[Source data]:
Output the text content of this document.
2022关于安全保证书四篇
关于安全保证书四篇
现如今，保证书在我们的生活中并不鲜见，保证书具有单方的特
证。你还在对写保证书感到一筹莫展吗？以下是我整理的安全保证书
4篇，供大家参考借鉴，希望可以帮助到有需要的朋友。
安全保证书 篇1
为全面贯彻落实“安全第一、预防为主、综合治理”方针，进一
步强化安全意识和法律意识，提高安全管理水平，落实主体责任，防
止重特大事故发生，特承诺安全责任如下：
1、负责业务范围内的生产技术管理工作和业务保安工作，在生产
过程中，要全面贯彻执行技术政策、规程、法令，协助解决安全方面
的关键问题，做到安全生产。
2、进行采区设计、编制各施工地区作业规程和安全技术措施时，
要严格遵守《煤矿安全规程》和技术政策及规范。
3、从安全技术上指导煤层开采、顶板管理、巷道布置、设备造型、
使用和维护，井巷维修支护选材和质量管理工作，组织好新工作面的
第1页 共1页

[To be done]: Output an exact copy of each record.

[Result]:
Output the text content of this document.
2022关于安全保证书四篇
关于安全保证书四篇
现如今，保证书在我们的生活中并不鲜见，保证书具有单方的特
证。你还在对写保证书感到一筹莫展吗？以下是我整理的安全保证书
4篇，供大家参考借鉴，希望可以帮助到有需要的朋友。
安全保证书 篇1
为全面贯彻落实“安全第一、预防为主、综合治理”方针，进一
步强化安全意识和法律意识，提高安全管理水平，落实主体责任，防
止重特大事故发生，特承诺安全责任如下：
1、负责业务范围内的生产技术管理工作和业务保安工作，在生产
过程中，要全面贯彻执行技术政策、规程、法令，协助解决安全方面
的关键问题，做到安全生产。
2、进行采区设计、编制各施工地区作业规程和安全技术措施时，
要严格遵守《煤矿安全规程》和技术政策及规范。
3、从安全技术上指导煤层开采、顶板管理、巷道布置、设备造型、
使用和维护，井巷维修支护选材和质量管理工作，组织好新工作面的
第1页 共1页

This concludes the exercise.